[Exercise requirements] Every line holding the string "chia" should be gathered.

## start Records supplied

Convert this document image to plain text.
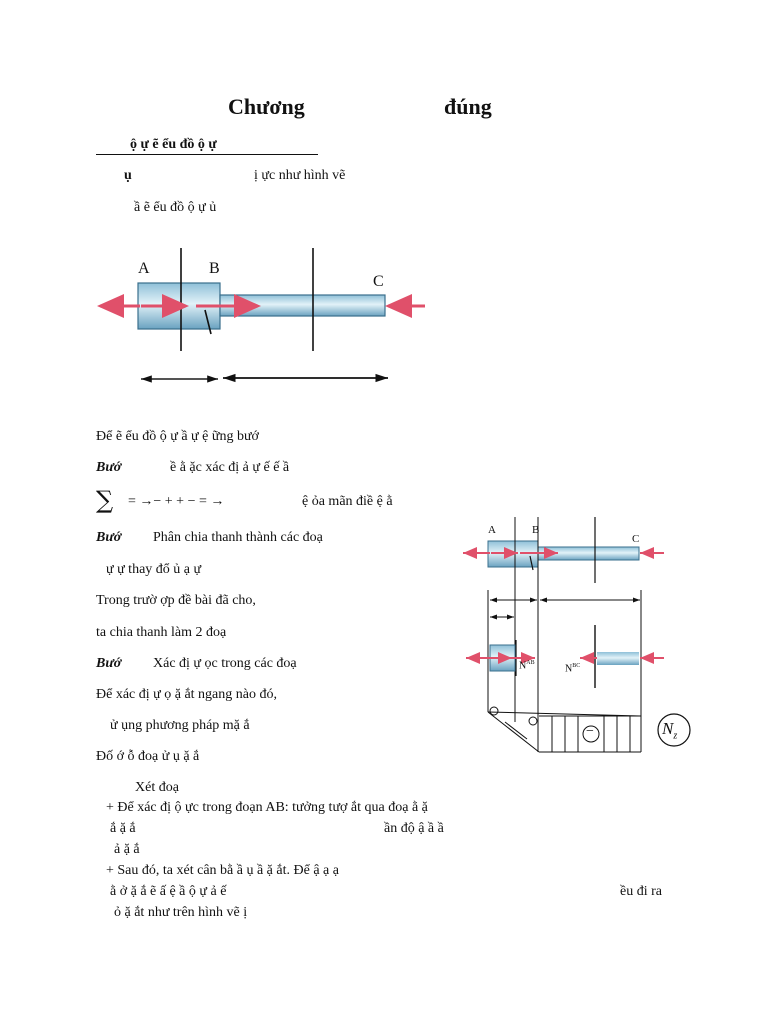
Chương	đúng
ộ ự ẽ ểu đồ ộ ự
ụ	ị ực như hình vẽ
ầ ẽ ểu đồ ộ ự ủ
A	B
C
Để ẽ ểu đồ ộ ự ầ ự ệ ững bướ
Bướ	ề ằ ặc xác đị ả ự ế ế ầ
∑ = →− + + − = →	ệ ỏa mãn điề ệ ằ
Bướ Phân chia thanh thành các đoạ
ự ự thay đổ ủ ạ ự
Trong trườ ợp đề bài đã cho,
ta chia thanh làm 2 đoạ
Bướ Xác đị ự ọc trong các đoạ
Để xác đị ự ọ ặ ắt ngang nào đó,
ử ụng phương pháp mặ ắ
Đố ớ ỗ đoạ ử ụ ặ ắ
Xét đoạ
+ Để xác đị ộ ực trong đoạn AB: tưởng tượ ắt qua đoạ ằ ặ
ắ ặ ắ	ần độ ậ ầ ầ
ả ặ ắ
+ Sau đó, ta xét cân bằ ầ ụ ầ ặ ắt. Để ậ ạ ạ
ằ ở ặ ắ ẽ ấ ệ ầ ộ ự ả ế	ều đi ra
ỏ ặ ắt như trên hình vẽ ị
A	B
C
$N^{AB}$
$N^{BC}$
−	$N_z$
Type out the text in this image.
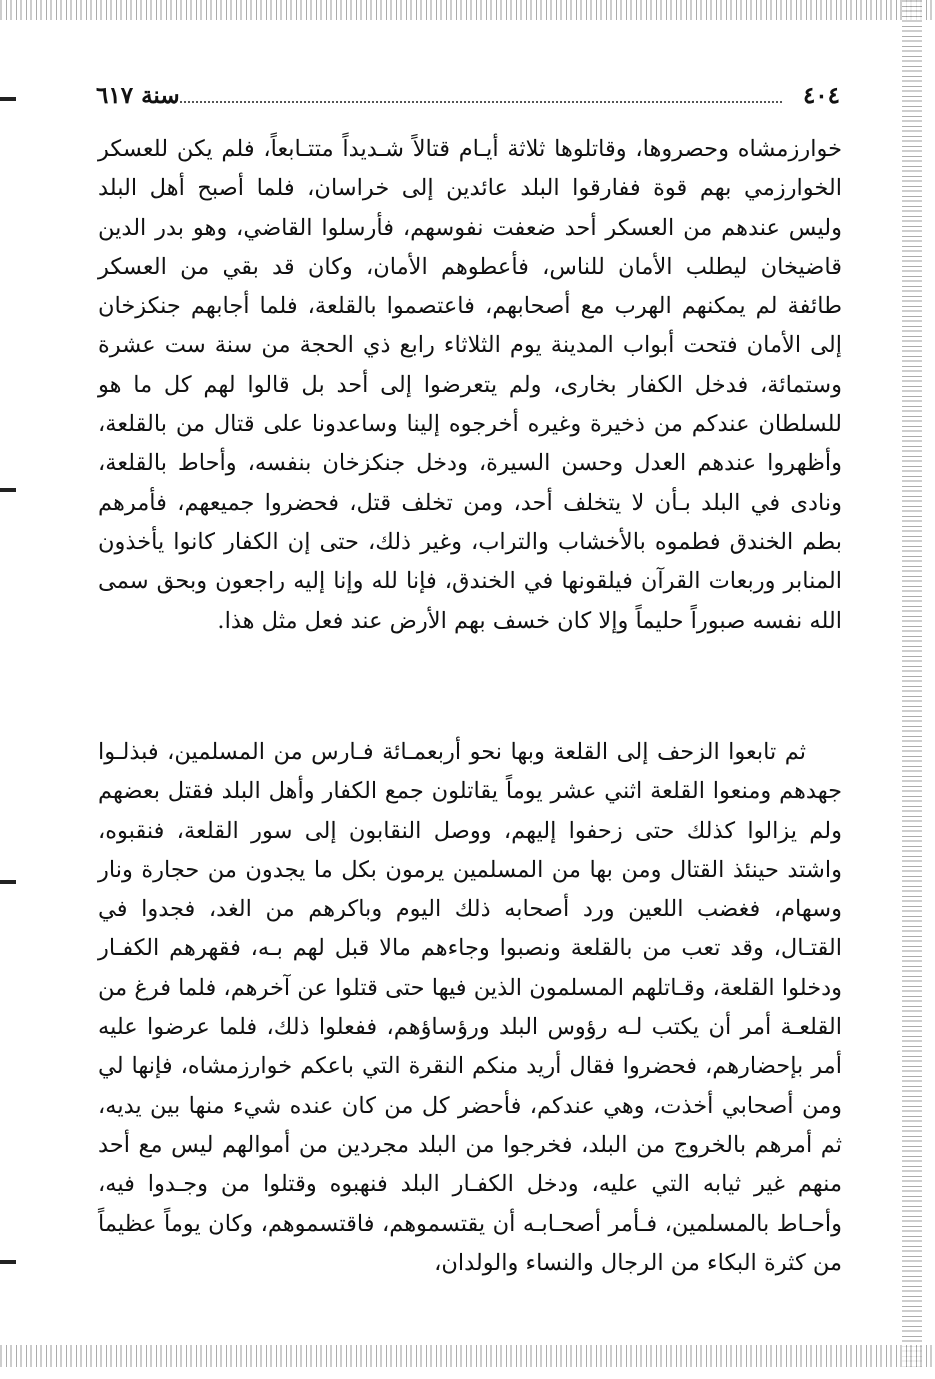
٤٠٤
سنة ٦١٧

خوارزمشاه وحصروها، وقاتلوها ثلاثة أيـام قتالاً شـديداً متتـابعاً، فلم يكن للعسكر الخوارزمي بهم قوة ففارقوا البلد عائدين إلى خراسان، فلما أصبح أهل البلد وليس عندهم من العسكر أحد ضعفت نفوسهم، فأرسلوا القاضي، وهو بدر الدين قاضيخان ليطلب الأمان للناس، فأعطوهم الأمان، وكان قد بقي من العسكر طائفة لم يمكنهم الهرب مع أصحابهم، فاعتصموا بالقلعة، فلما أجابهم جنكزخان إلى الأمان فتحت أبواب المدينة يوم الثلاثاء رابع ذي الحجة من سنة ست عشرة وستمائة، فدخل الكفار بخارى، ولم يتعرضوا إلى أحد بل قالوا لهم كل ما هو للسلطان عندكم من ذخيرة وغيره أخرجوه إلينا وساعدونا على قتال من بالقلعة، وأظهروا عندهم العدل وحسن السيرة، ودخل جنكزخان بنفسه، وأحاط بالقلعة، ونادى في البلد بـأن لا يتخلف أحد، ومن تخلف قتل، فحضروا جميعهم، فأمرهم بطم الخندق فطموه بالأخشاب والتراب، وغير ذلك، حتى إن الكفار كانوا يأخذون المنابر وربعات القرآن فيلقونها في الخندق، فإنا لله وإنا إليه راجعون وبحق سمى الله نفسه صبوراً حليماً وإلا كان خسف بهم الأرض عند فعل مثل هذا.

ثم تابعوا الزحف إلى القلعة وبها نحو أربعمـائة فـارس من المسلمين، فبذلـوا جهدهم ومنعوا القلعة اثني عشر يوماً يقاتلون جمع الكفار وأهل البلد فقتل بعضهم ولم يزالوا كذلك حتى زحفوا إليهم، ووصل النقابون إلى سور القلعة، فنقبوه، واشتد حينئذ القتال ومن بها من المسلمين يرمون بكل ما يجدون من حجارة ونار وسهام، فغضب اللعين ورد أصحابه ذلك اليوم وباكرهم من الغد، فجدوا في القتـال، وقد تعب من بالقلعة ونصبوا وجاءهم مالا قبل لهم بـه، فقهرهم الكفـار ودخلوا القلعة، وقـاتلهم المسلمون الذين فيها حتى قتلوا عن آخرهم، فلما فرغ من القلعـة أمر أن يكتب لـه رؤوس البلد ورؤساؤهم، ففعلوا ذلك، فلما عرضوا عليه أمر بإحضارهم، فحضروا فقال أريد منكم النقرة التي باعكم خوارزمشاه، فإنها لي ومن أصحابي أخذت، وهي عندكم، فأحضر كل من كان عنده شيء منها بين يديه، ثم أمرهم بالخروج من البلد، فخرجوا من البلد مجردين من أموالهم ليس مع أحد منهم غير ثيابه التي عليه، ودخل الكفـار البلد فنهبوه وقتلوا من وجـدوا فيه، وأحـاط بالمسلمين، فـأمر أصحـابـه أن يقتسموهم، فاقتسموهم، وكان يوماً عظيماً من كثرة البكاء من الرجال والنساء والولدان،
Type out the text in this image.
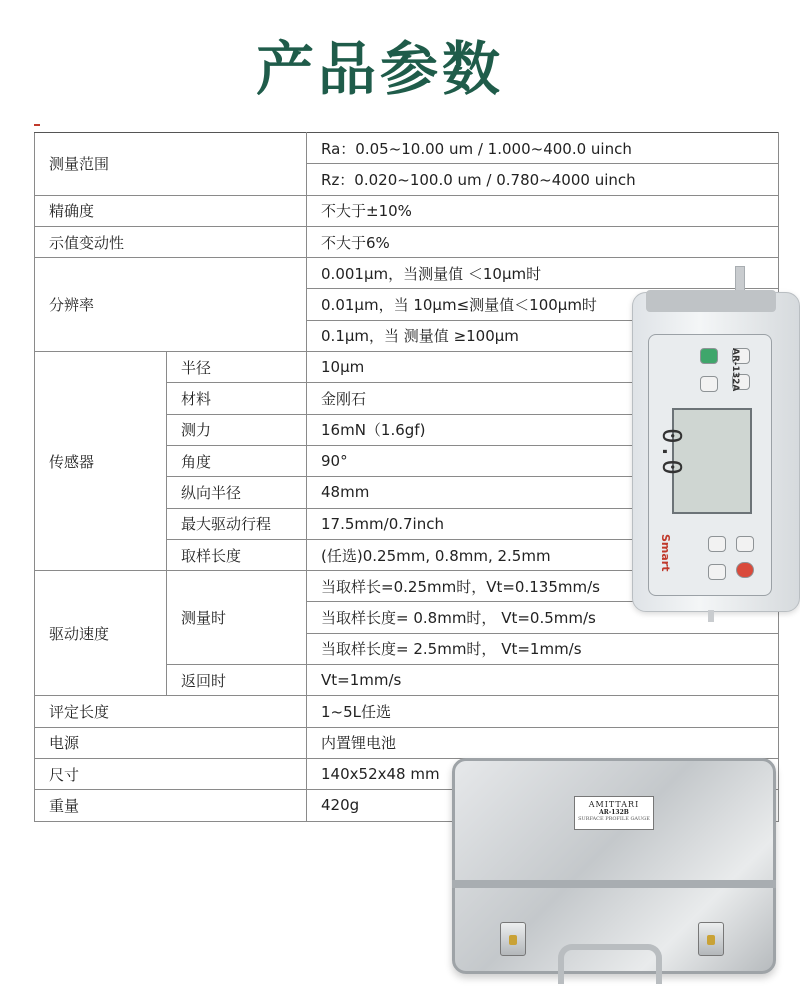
产品参数
测量范围		Ra：0.05~10.00 um / 1.000~400.0 uinch
		Rz：0.020~100.0 um / 0.780~4000 uinch
精确度		不大于±10%
示值变动性		不大于6%
分辨率		0.001μm，当测量值 ＜10μm时
		0.01μm，当 10μm≤测量值＜100μm时
		0.1μm，当 测量值 ≥100μm
传感器	半径	10μm
	材料	金刚石
	测力	16mN（1.6gf)
	角度	90°
	纵向半径	48mm
	最大驱动行程	17.5mm/0.7inch
	取样长度	(任选)0.25mm, 0.8mm, 2.5mm
驱动速度	测量时	当取样长=0.25mm时，Vt=0.135mm/s
		当取样长度= 0.8mm时， Vt=0.5mm/s
		当取样长度= 2.5mm时， Vt=1mm/s
	返回时	Vt=1mm/s
评定长度		1~5L任选
电源		内置锂电池
尺寸		140x52x48 mm
重量		420g
0.0
AR-132A
Smart
AMITTARI
AR-132B
SURFACE PROFILE GAUGE
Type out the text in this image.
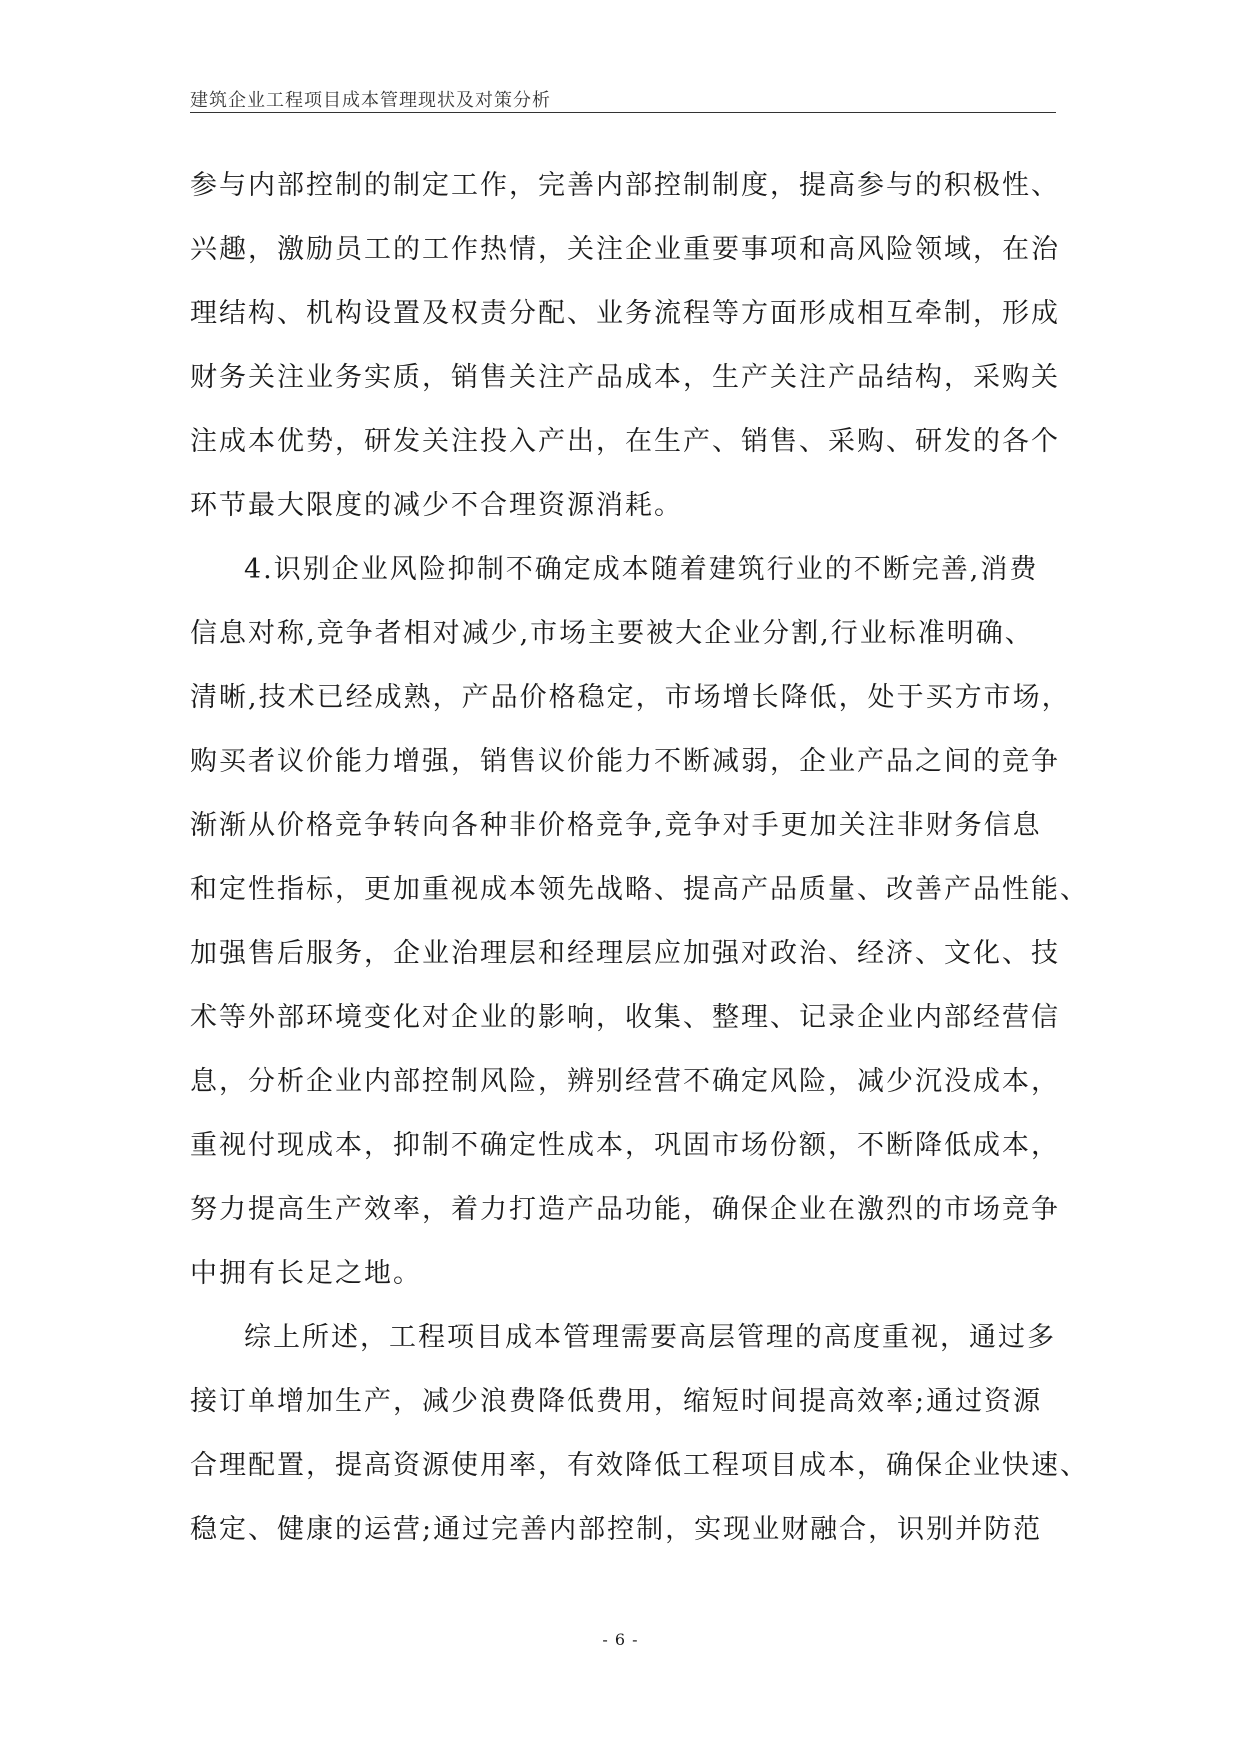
建筑企业工程项目成本管理现状及对策分析
参与内部控制的制定工作，完善内部控制制度，提高参与的积极性、
兴趣，激励员工的工作热情，关注企业重要事项和高风险领域，在治
理结构、机构设置及权责分配、业务流程等方面形成相互牵制，形成
财务关注业务实质，销售关注产品成本，生产关注产品结构，采购关
注成本优势，研发关注投入产出，在生产、销售、采购、研发的各个
环节最大限度的减少不合理资源消耗。
4.识别企业风险抑制不确定成本随着建筑行业的不断完善,消费
信息对称,竞争者相对减少,市场主要被大企业分割,行业标准明确、
清晰,技术已经成熟，产品价格稳定，市场增长降低，处于买方市场，
购买者议价能力增强，销售议价能力不断减弱，企业产品之间的竞争
渐渐从价格竞争转向各种非价格竞争,竞争对手更加关注非财务信息
和定性指标，更加重视成本领先战略、提高产品质量、改善产品性能、
加强售后服务，企业治理层和经理层应加强对政治、经济、文化、技
术等外部环境变化对企业的影响，收集、整理、记录企业内部经营信
息，分析企业内部控制风险，辨别经营不确定风险，减少沉没成本，
重视付现成本，抑制不确定性成本，巩固市场份额，不断降低成本，
努力提高生产效率，着力打造产品功能，确保企业在激烈的市场竞争
中拥有长足之地。
综上所述，工程项目成本管理需要高层管理的高度重视，通过多
接订单增加生产，减少浪费降低费用，缩短时间提高效率;通过资源
合理配置，提高资源使用率，有效降低工程项目成本，确保企业快速、
稳定、健康的运营;通过完善内部控制，实现业财融合，识别并防范
- 6 -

## end Records supplied

[Full response]
Bướ Phân chia thanh thành các đoạ
ta chia thanh làm 2 đoạ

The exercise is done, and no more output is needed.